--- Begin Data to process ---

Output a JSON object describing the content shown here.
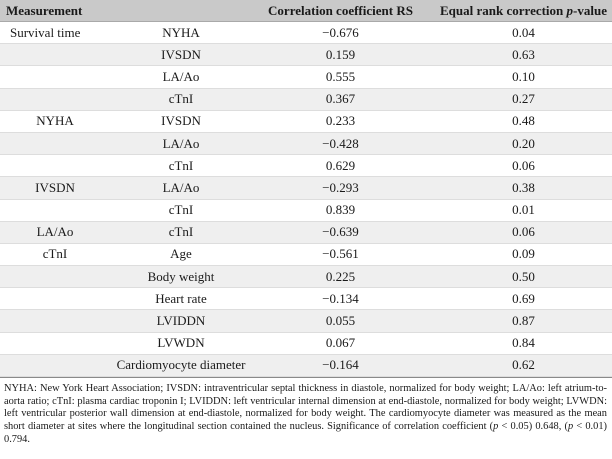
{
  "table": {
    "headers": {
      "measurement": "Measurement",
      "correlation": "Correlation coefficient RS",
      "pvalue_prefix": "Equal rank correction ",
      "pvalue_italic": "p",
      "pvalue_suffix": "-value"
    },
    "rows": [
      {
        "group": "Survival time",
        "var": "NYHA",
        "rs": "−0.676",
        "p": "0.04"
      },
      {
        "group": "",
        "var": "IVSDN",
        "rs": "0.159",
        "p": "0.63"
      },
      {
        "group": "",
        "var": "LA/Ao",
        "rs": "0.555",
        "p": "0.10"
      },
      {
        "group": "",
        "var": "cTnI",
        "rs": "0.367",
        "p": "0.27"
      },
      {
        "group": "NYHA",
        "var": "IVSDN",
        "rs": "0.233",
        "p": "0.48"
      },
      {
        "group": "",
        "var": "LA/Ao",
        "rs": "−0.428",
        "p": "0.20"
      },
      {
        "group": "",
        "var": "cTnI",
        "rs": "0.629",
        "p": "0.06"
      },
      {
        "group": "IVSDN",
        "var": "LA/Ao",
        "rs": "−0.293",
        "p": "0.38"
      },
      {
        "group": "",
        "var": "cTnI",
        "rs": "0.839",
        "p": "0.01"
      },
      {
        "group": "LA/Ao",
        "var": "cTnI",
        "rs": "−0.639",
        "p": "0.06"
      },
      {
        "group": "cTnI",
        "var": "Age",
        "rs": "−0.561",
        "p": "0.09"
      },
      {
        "group": "",
        "var": "Body weight",
        "rs": "0.225",
        "p": "0.50"
      },
      {
        "group": "",
        "var": "Heart rate",
        "rs": "−0.134",
        "p": "0.69"
      },
      {
        "group": "",
        "var": "LVIDDN",
        "rs": "0.055",
        "p": "0.87"
      },
      {
        "group": "",
        "var": "LVWDN",
        "rs": "0.067",
        "p": "0.84"
      },
      {
        "group": "",
        "var": "Cardiomyocyte diameter",
        "rs": "−0.164",
        "p": "0.62"
      }
    ]
  },
  "footnote": {
    "main": "NYHA: New York Heart Association; IVSDN: intraventricular septal thickness in diastole, normalized for body weight; LA/Ao: left atrium-to-aorta ratio; cTnI: plasma cardiac troponin I; LVIDDN: left ventricular internal dimension at end-diastole, normalized for body weight; LVWDN: left ventricular posterior wall dimension at end-diastole, normalized for body weight. The cardiomyocyte diameter was measured as the mean short diameter at sites where the longitudinal section contained the nucleus. Significance of correlation coefficient (",
    "p1": "p",
    "mid1": " < 0.05) 0.648, (",
    "p2": "p",
    "mid2": " < 0.01) 0.794."
  }
}
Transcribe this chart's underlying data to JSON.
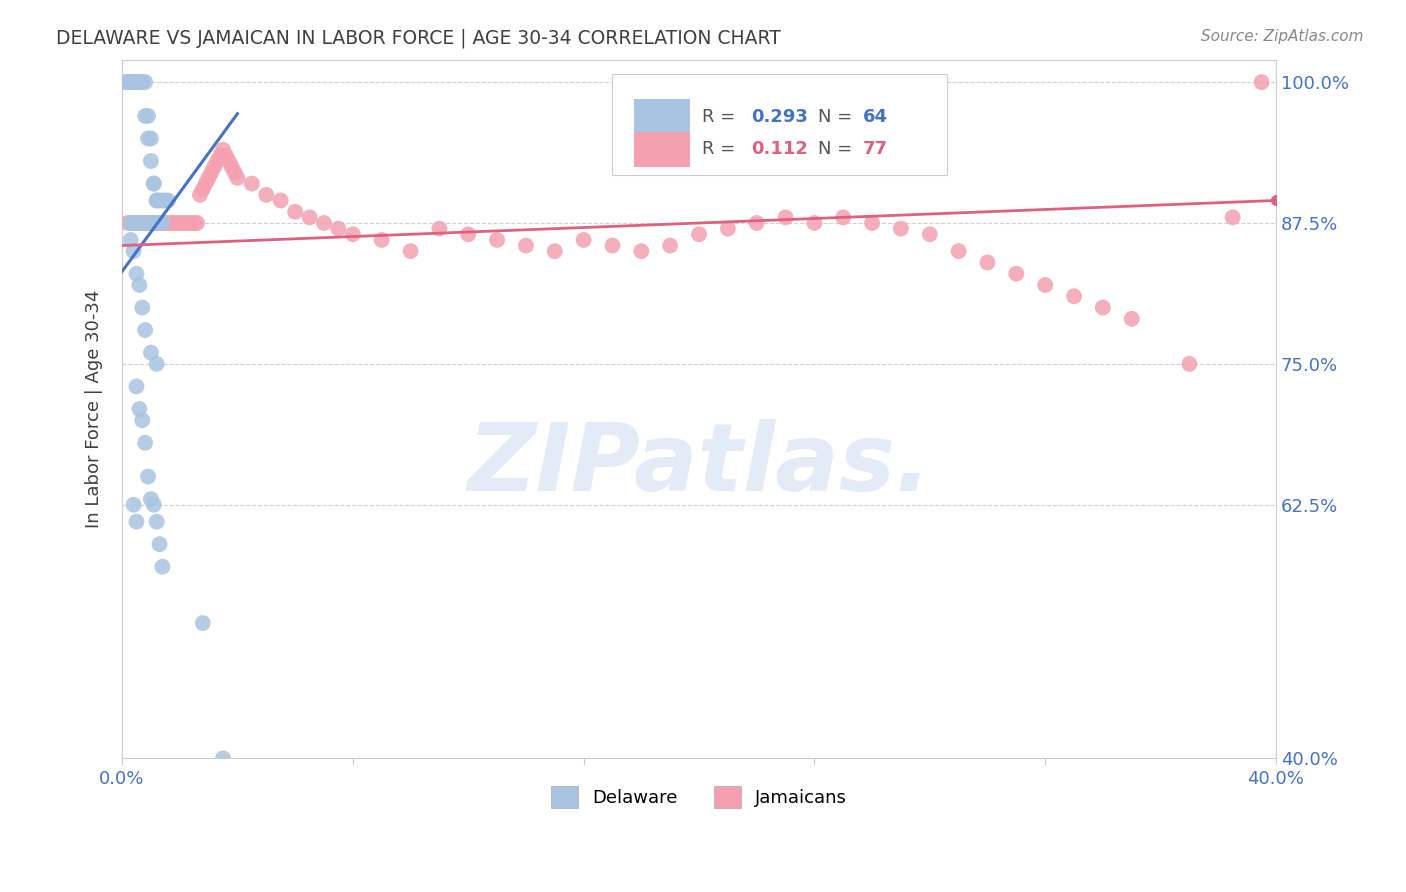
{
  "title": "DELAWARE VS JAMAICAN IN LABOR FORCE | AGE 30-34 CORRELATION CHART",
  "source": "Source: ZipAtlas.com",
  "ylabel": "In Labor Force | Age 30-34",
  "xlim": [
    0.0,
    0.4
  ],
  "ylim": [
    0.4,
    1.02
  ],
  "xticks": [
    0.0,
    0.08,
    0.16,
    0.24,
    0.32,
    0.4
  ],
  "ytick_positions": [
    0.4,
    0.625,
    0.75,
    0.875,
    1.0
  ],
  "yticklabels_right": [
    "40.0%",
    "62.5%",
    "75.0%",
    "87.5%",
    "100.0%"
  ],
  "delaware_color": "#a8c4e0",
  "jamaican_color": "#f4a0b0",
  "delaware_line_color": "#4472c4",
  "jamaican_line_color": "#e06080",
  "grid_color": "#d0d0d0",
  "title_color": "#404040",
  "axis_label_color": "#404040",
  "tick_color": "#4472c4",
  "background_color": "#ffffff",
  "delaware_x": [
    0.001,
    0.002,
    0.002,
    0.003,
    0.003,
    0.003,
    0.004,
    0.004,
    0.004,
    0.005,
    0.005,
    0.005,
    0.006,
    0.006,
    0.007,
    0.007,
    0.008,
    0.008,
    0.009,
    0.009,
    0.01,
    0.01,
    0.011,
    0.011,
    0.012,
    0.012,
    0.013,
    0.014,
    0.015,
    0.016,
    0.003,
    0.004,
    0.005,
    0.006,
    0.007,
    0.008,
    0.009,
    0.01,
    0.011,
    0.012,
    0.013,
    0.014,
    0.003,
    0.004,
    0.005,
    0.006,
    0.007,
    0.008,
    0.01,
    0.012,
    0.005,
    0.006,
    0.007,
    0.008,
    0.009,
    0.01,
    0.011,
    0.012,
    0.013,
    0.014,
    0.004,
    0.005,
    0.028,
    0.035
  ],
  "delaware_y": [
    1.0,
    1.0,
    1.0,
    1.0,
    1.0,
    1.0,
    1.0,
    1.0,
    1.0,
    1.0,
    1.0,
    1.0,
    1.0,
    1.0,
    1.0,
    1.0,
    1.0,
    0.97,
    0.97,
    0.95,
    0.95,
    0.93,
    0.91,
    0.91,
    0.895,
    0.895,
    0.895,
    0.895,
    0.895,
    0.895,
    0.875,
    0.875,
    0.875,
    0.875,
    0.875,
    0.875,
    0.875,
    0.875,
    0.875,
    0.875,
    0.875,
    0.875,
    0.86,
    0.85,
    0.83,
    0.82,
    0.8,
    0.78,
    0.76,
    0.75,
    0.73,
    0.71,
    0.7,
    0.68,
    0.65,
    0.63,
    0.625,
    0.61,
    0.59,
    0.57,
    0.625,
    0.61,
    0.52,
    0.4
  ],
  "jamaican_x": [
    0.002,
    0.003,
    0.004,
    0.005,
    0.006,
    0.007,
    0.008,
    0.009,
    0.01,
    0.011,
    0.012,
    0.013,
    0.014,
    0.015,
    0.016,
    0.017,
    0.018,
    0.019,
    0.02,
    0.021,
    0.022,
    0.023,
    0.024,
    0.025,
    0.026,
    0.027,
    0.028,
    0.029,
    0.03,
    0.031,
    0.032,
    0.033,
    0.034,
    0.035,
    0.036,
    0.037,
    0.038,
    0.039,
    0.04,
    0.045,
    0.05,
    0.055,
    0.06,
    0.065,
    0.07,
    0.075,
    0.08,
    0.09,
    0.1,
    0.11,
    0.12,
    0.13,
    0.14,
    0.15,
    0.16,
    0.17,
    0.18,
    0.19,
    0.2,
    0.21,
    0.22,
    0.23,
    0.24,
    0.25,
    0.26,
    0.27,
    0.28,
    0.29,
    0.3,
    0.31,
    0.32,
    0.33,
    0.34,
    0.35,
    0.37,
    0.385,
    0.395
  ],
  "jamaican_y": [
    0.875,
    0.875,
    0.875,
    0.875,
    0.875,
    0.875,
    0.875,
    0.875,
    0.875,
    0.875,
    0.875,
    0.875,
    0.875,
    0.875,
    0.875,
    0.875,
    0.875,
    0.875,
    0.875,
    0.875,
    0.875,
    0.875,
    0.875,
    0.875,
    0.875,
    0.9,
    0.905,
    0.91,
    0.915,
    0.92,
    0.925,
    0.93,
    0.935,
    0.94,
    0.935,
    0.93,
    0.925,
    0.92,
    0.915,
    0.91,
    0.9,
    0.895,
    0.885,
    0.88,
    0.875,
    0.87,
    0.865,
    0.86,
    0.85,
    0.87,
    0.865,
    0.86,
    0.855,
    0.85,
    0.86,
    0.855,
    0.85,
    0.855,
    0.865,
    0.87,
    0.875,
    0.88,
    0.875,
    0.88,
    0.875,
    0.87,
    0.865,
    0.85,
    0.84,
    0.83,
    0.82,
    0.81,
    0.8,
    0.79,
    0.75,
    0.88,
    1.0
  ],
  "delaware_line_x": [
    0.0,
    0.04
  ],
  "delaware_line_y": [
    0.832,
    0.972
  ],
  "jamaican_line_x": [
    0.0,
    0.4
  ],
  "jamaican_line_y": [
    0.855,
    0.895
  ],
  "watermark": "ZIPatlas.",
  "watermark_color": "#c8d8f0"
}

--- End Data to process ---

- Stated problem: Pull out all lines from the entries above that include the word "JSON".

- Response to this task:
Output a JSON object describing the content shown here.
Transcribe this chart's underlying data to JSON.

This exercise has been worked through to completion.